**AIM:**
Search the listing below for the word "JSON" and copy each line that holds it.
Begin
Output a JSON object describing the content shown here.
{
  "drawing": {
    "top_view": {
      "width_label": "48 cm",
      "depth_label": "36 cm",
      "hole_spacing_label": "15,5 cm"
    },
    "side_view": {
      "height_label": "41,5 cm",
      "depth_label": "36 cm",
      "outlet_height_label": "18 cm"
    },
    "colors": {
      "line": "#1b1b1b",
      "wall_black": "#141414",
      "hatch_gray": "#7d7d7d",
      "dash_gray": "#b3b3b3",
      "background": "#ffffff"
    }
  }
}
End
Begin
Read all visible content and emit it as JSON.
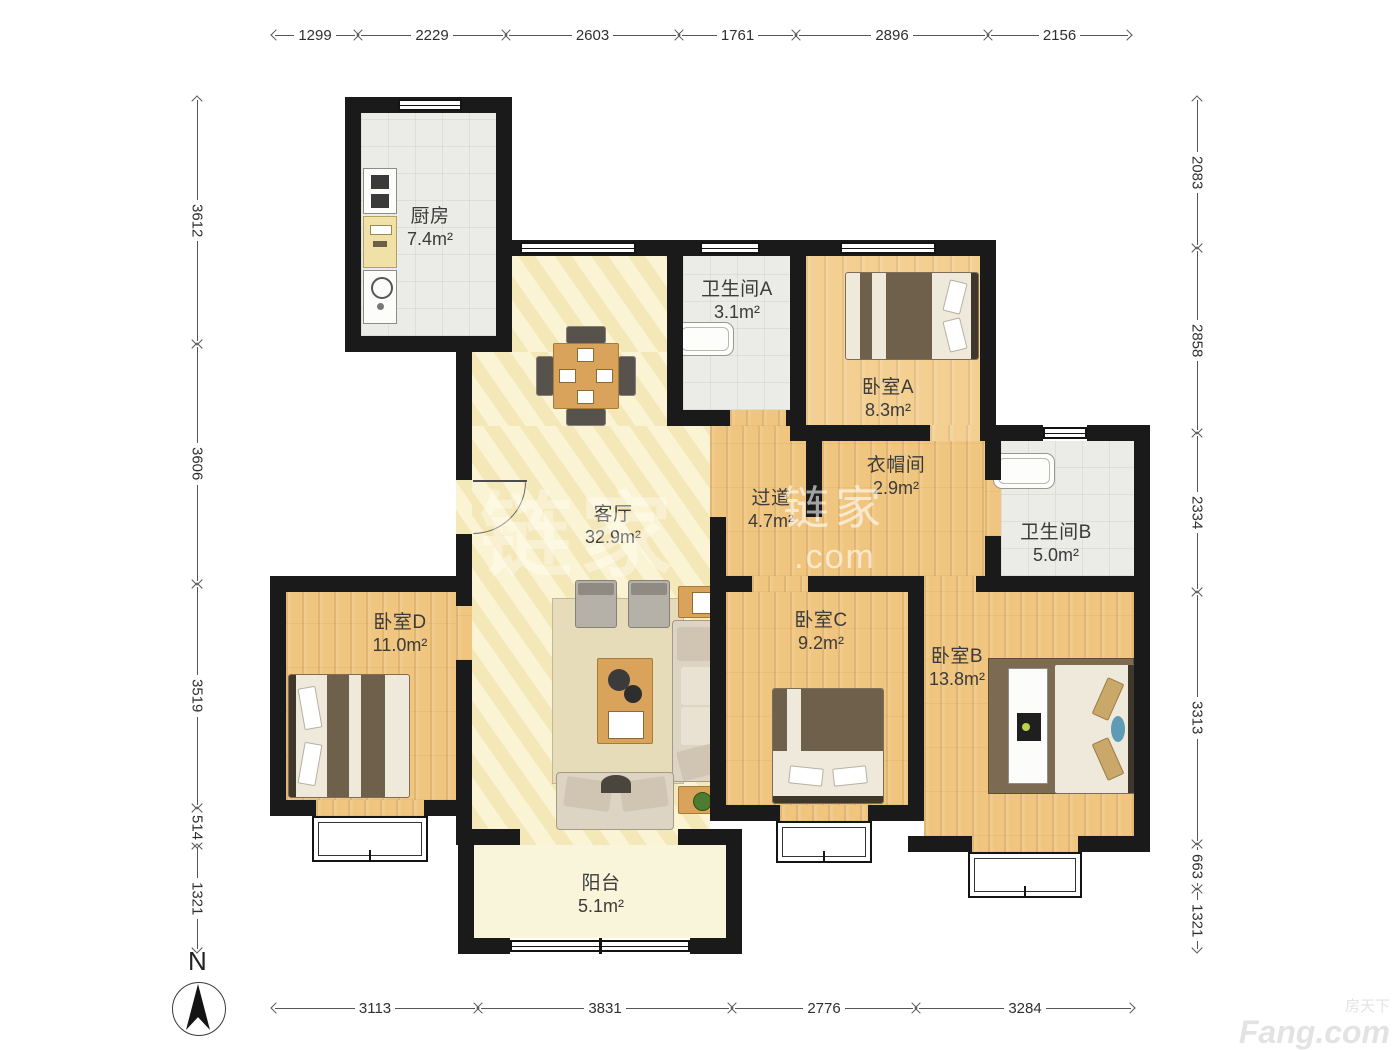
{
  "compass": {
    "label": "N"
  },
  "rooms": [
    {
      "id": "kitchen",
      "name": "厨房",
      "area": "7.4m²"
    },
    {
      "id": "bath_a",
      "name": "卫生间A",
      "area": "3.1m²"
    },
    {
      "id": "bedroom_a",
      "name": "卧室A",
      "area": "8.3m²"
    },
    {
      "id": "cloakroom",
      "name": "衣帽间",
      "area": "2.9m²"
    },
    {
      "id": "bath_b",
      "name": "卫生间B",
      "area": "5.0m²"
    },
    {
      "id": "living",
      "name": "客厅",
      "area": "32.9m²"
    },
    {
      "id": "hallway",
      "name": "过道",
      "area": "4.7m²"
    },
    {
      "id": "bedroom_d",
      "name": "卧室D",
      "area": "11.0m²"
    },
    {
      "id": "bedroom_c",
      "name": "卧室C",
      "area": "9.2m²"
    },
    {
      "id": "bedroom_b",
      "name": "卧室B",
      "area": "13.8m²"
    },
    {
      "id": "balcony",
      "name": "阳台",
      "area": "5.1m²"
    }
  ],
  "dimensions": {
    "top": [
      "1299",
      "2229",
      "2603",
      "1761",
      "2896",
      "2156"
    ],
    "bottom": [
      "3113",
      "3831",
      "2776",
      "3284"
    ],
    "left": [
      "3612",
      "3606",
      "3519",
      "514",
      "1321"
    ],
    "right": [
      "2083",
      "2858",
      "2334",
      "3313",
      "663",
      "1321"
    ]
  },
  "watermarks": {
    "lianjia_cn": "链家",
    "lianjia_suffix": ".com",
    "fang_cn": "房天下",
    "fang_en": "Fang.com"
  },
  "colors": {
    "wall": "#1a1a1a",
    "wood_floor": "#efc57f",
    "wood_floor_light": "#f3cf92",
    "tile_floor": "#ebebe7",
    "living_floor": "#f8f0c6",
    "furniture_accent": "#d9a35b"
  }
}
End
**WRITTEN SOLUTION:**
Output a JSON object describing the content shown here.
Read all visible content and emit it as JSON.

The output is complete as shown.